» **Texto**:
((

No existe mayor grado de intimidad y de relación interpersonal que este venir de Dios a nosotros y vivir en los entresijos del ser humano
Las palabras de
Jesús en el evangelio de este domingo revelan la originalidad del cristianismo.
A punto de partir hacia el Padre, Jesús prepara a sus discípulos para la
despedida y les dice esta misteriosa frase: «Me voy y vuelvo a vuestro lado».
¿A qué se refiere Jesús? Ciertamente se va. Retorna al Padre. ¿Por qué dice
entonces que vuelve a su lado?
Los discípulos no quedarán solos ni abandonados. No
habrá motivo para la cobardía ni el temor: «Que no tiemble vuestro corazón ni
se acobarde», dice Jesús. Su lugar será ocupado por el «Consolador», que es el
Espíritu del Padre y del Hijo. Durante el tiempo de su presencia entre los
hombre, Jesús ha realizado el oficio de consolar.
Es normal, pues, que el anuncio de su partida provoque
inseguridad, temor y desamparo. Pero no será así: él mismo afirma que vendrá
«otro Consolador» y ocupará su puesto. Le llama Defensor y Espíritu de la
verdad, cuyo oficio consiste en enseñar toda la verdad a los cristianos y
recordarles lo que él ha dicho. El Espíritu viene a ocupar el puesto de Jesús y
a hacer viva su memoria. ¿Existe mayor consuelo?
Las palabras de
Jesús no se limitan a esto. Da un paso más. Su venida a nosotros será personal
y directa. Vendrá con el Padre y ambos pondrán en nosotros su morada. «El que
me ama guardará mi palabra y mi Padre lo amará, y vendremos a él y haremos
morada en él» (Jn 14,23). No hay mayor intimidad entre Dios y el hombre que
ésta. El cristianismo se aleja de toda concepción panteísta de la relación con
Dios, que disuelve el yo personal del hombre y el de Dios. Aunque Dios todo lo
llena con su presencia y nada existe sin su aliento que sostiene la creación,
su relación con el hombre es personal.

))

» **Información registrada**:
((

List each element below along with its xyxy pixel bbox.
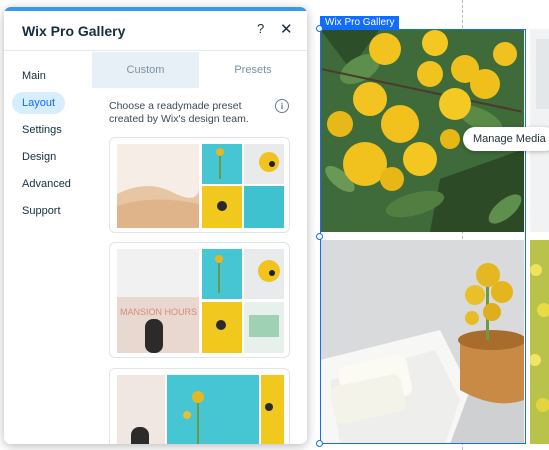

))

» **Qué debes hacer**: Sigue escribiendo el comentario sobre la despedida de Jesús y la venida del Consolador a partir de su última oración.

» **La respuesta**:
San Pablo,
predicando a los atenienses, dice que en Dios «vivimos, nos movemos y
existimos». El apóstol se remite a una concepción filosófica de Dios,
principio de la vida, del movimiento y del ser. Las palabras de Jesús superan
esta concepción, pues presentan al Padre y al Hijo viniendo al hombre y
habitando en él. Esta enseñanza, que será llamada en la teología
«inhabitación», convierte al hombre en la morada de Dios; y Dios, a su vez, se
ha hecho huésped, inquilino del hombre que lo acoge bajo su techo. No existe
mayor grado de intimidad y de relación interpersonal que este venir de Dios a
nosotros y vivir en los entresijos del ser humano. Como dice el gran poeta
Dámaso Alonso: «Hombre es amor, y Dios habita dentro de ese pecho y, profundo,
en él se acalla».
Dios ha querido
dar, con su venir a nosotros, una respuesta a la soledad del hombre, en
ocasiones terrible e insoportable. El hombre no es un ser solo e inhabitable.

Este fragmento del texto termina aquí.